**What to do**
Reproduce the lines below word for word.
* * * * * * * * *
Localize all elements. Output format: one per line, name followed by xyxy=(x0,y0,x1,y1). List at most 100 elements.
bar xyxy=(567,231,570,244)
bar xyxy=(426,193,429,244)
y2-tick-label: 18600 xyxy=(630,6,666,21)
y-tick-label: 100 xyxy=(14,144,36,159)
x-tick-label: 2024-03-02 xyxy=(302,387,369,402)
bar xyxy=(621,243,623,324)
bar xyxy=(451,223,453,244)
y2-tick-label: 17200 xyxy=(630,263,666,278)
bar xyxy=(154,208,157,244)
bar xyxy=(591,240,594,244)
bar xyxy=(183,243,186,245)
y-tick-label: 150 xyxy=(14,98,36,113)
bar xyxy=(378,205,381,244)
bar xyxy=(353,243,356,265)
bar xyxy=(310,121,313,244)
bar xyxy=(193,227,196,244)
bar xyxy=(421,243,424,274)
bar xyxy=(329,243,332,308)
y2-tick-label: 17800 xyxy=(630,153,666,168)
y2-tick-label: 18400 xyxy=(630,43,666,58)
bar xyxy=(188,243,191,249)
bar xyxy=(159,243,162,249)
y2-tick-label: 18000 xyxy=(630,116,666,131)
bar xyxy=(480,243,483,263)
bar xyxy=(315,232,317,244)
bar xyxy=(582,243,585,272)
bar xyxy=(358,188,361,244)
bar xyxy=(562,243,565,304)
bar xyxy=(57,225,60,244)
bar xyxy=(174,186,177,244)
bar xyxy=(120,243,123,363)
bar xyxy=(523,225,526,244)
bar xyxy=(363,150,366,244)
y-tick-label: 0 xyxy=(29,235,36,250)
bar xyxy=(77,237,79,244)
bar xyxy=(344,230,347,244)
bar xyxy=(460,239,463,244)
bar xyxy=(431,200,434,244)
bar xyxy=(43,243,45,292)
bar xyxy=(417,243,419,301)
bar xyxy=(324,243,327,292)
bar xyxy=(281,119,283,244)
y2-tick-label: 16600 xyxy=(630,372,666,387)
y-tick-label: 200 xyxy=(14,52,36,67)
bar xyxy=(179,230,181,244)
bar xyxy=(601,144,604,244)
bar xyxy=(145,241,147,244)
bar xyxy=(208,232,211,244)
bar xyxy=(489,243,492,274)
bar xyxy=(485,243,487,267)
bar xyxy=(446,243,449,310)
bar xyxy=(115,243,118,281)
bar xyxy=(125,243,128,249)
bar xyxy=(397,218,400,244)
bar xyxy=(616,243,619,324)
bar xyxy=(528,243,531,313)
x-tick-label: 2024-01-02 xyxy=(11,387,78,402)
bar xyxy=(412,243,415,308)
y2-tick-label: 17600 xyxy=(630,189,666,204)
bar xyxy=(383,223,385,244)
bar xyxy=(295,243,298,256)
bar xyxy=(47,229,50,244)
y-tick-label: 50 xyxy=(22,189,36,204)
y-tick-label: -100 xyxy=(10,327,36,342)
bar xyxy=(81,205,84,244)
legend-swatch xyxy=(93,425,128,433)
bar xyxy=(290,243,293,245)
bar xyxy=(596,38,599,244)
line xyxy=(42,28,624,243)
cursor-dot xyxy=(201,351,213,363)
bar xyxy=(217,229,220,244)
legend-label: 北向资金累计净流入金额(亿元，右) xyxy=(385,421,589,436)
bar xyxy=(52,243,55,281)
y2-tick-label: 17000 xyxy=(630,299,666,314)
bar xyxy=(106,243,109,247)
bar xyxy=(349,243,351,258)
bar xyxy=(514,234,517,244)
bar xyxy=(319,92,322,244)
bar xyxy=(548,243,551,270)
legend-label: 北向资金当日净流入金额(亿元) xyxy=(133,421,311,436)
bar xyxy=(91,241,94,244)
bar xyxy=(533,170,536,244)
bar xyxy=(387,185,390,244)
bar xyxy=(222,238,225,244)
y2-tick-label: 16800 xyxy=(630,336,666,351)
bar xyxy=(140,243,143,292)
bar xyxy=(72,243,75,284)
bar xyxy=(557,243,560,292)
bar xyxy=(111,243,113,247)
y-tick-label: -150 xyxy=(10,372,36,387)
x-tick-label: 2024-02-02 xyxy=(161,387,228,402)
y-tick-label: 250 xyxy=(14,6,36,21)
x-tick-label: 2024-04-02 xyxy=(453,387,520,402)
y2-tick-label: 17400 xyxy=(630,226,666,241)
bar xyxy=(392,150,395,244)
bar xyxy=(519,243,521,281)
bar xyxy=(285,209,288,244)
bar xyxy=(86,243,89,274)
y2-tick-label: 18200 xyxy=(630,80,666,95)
* * * * * * * * *
**Response for this exercise**
Localize all elements. Output format: one per line, name followed by xyxy=(x0,y0,x1,y1). List at most 100 elements.
bar xyxy=(567,231,570,244)
bar xyxy=(426,193,429,244)
y2-tick-label: 18600 xyxy=(630,6,666,21)
y-tick-label: 100 xyxy=(14,144,36,159)
x-tick-label: 2024-03-02 xyxy=(302,387,369,402)
bar xyxy=(621,243,623,324)
bar xyxy=(451,223,453,244)
y2-tick-label: 17200 xyxy=(630,263,666,278)
bar xyxy=(154,208,157,244)
bar xyxy=(591,240,594,244)
bar xyxy=(183,243,186,245)
y-tick-label: 150 xyxy=(14,98,36,113)
bar xyxy=(378,205,381,244)
bar xyxy=(353,243,356,265)
bar xyxy=(310,121,313,244)
bar xyxy=(193,227,196,244)
bar xyxy=(421,243,424,274)
bar xyxy=(329,243,332,308)
y2-tick-label: 17800 xyxy=(630,153,666,168)
y2-tick-label: 18400 xyxy=(630,43,666,58)
bar xyxy=(188,243,191,249)
bar xyxy=(159,243,162,249)
y2-tick-label: 18000 xyxy=(630,116,666,131)
bar xyxy=(480,243,483,263)
bar xyxy=(315,232,317,244)
bar xyxy=(582,243,585,272)
bar xyxy=(358,188,361,244)
bar xyxy=(562,243,565,304)
bar xyxy=(57,225,60,244)
bar xyxy=(174,186,177,244)
bar xyxy=(120,243,123,363)
bar xyxy=(523,225,526,244)
bar xyxy=(363,150,366,244)
y-tick-label: 0 xyxy=(29,235,36,250)
bar xyxy=(77,237,79,244)
bar xyxy=(344,230,347,244)
bar xyxy=(460,239,463,244)
bar xyxy=(431,200,434,244)
bar xyxy=(43,243,45,292)
bar xyxy=(417,243,419,301)
bar xyxy=(324,243,327,292)
bar xyxy=(281,119,283,244)
y2-tick-label: 16600 xyxy=(630,372,666,387)
y-tick-label: 200 xyxy=(14,52,36,67)
bar xyxy=(179,230,181,244)
bar xyxy=(601,144,604,244)
bar xyxy=(145,241,147,244)
bar xyxy=(208,232,211,244)
bar xyxy=(489,243,492,274)
bar xyxy=(485,243,487,267)
bar xyxy=(446,243,449,310)
bar xyxy=(115,243,118,281)
bar xyxy=(125,243,128,249)
bar xyxy=(397,218,400,244)
bar xyxy=(616,243,619,324)
bar xyxy=(528,243,531,313)
x-tick-label: 2024-01-02 xyxy=(11,387,78,402)
bar xyxy=(412,243,415,308)
y2-tick-label: 17600 xyxy=(630,189,666,204)
bar xyxy=(383,223,385,244)
bar xyxy=(295,243,298,256)
bar xyxy=(47,229,50,244)
y-tick-label: 50 xyxy=(22,189,36,204)
y-tick-label: -100 xyxy=(10,327,36,342)
bar xyxy=(81,205,84,244)
legend-swatch xyxy=(93,425,128,433)
bar xyxy=(290,243,293,245)
bar xyxy=(596,38,599,244)
line xyxy=(42,28,624,243)
cursor-dot xyxy=(201,351,213,363)
bar xyxy=(217,229,220,244)
legend-label: 北向资金累计净流入金额(亿元，右) xyxy=(385,421,589,436)
bar xyxy=(52,243,55,281)
y2-tick-label: 17000 xyxy=(630,299,666,314)
bar xyxy=(106,243,109,247)
bar xyxy=(349,243,351,258)
bar xyxy=(514,234,517,244)
bar xyxy=(319,92,322,244)
bar xyxy=(548,243,551,270)
legend-label: 北向资金当日净流入金额(亿元) xyxy=(133,421,311,436)
bar xyxy=(91,241,94,244)
bar xyxy=(533,170,536,244)
bar xyxy=(387,185,390,244)
bar xyxy=(222,238,225,244)
y2-tick-label: 16800 xyxy=(630,336,666,351)
bar xyxy=(140,243,143,292)
bar xyxy=(72,243,75,284)
bar xyxy=(557,243,560,292)
bar xyxy=(111,243,113,247)
y-tick-label: -150 xyxy=(10,372,36,387)
x-tick-label: 2024-02-02 xyxy=(161,387,228,402)
y-tick-label: 250 xyxy=(14,6,36,21)
x-tick-label: 2024-04-02 xyxy=(453,387,520,402)
y2-tick-label: 17400 xyxy=(630,226,666,241)
bar xyxy=(392,150,395,244)
bar xyxy=(519,243,521,281)
bar xyxy=(285,209,288,244)
bar xyxy=(86,243,89,274)
y2-tick-label: 18200 xyxy=(630,80,666,95)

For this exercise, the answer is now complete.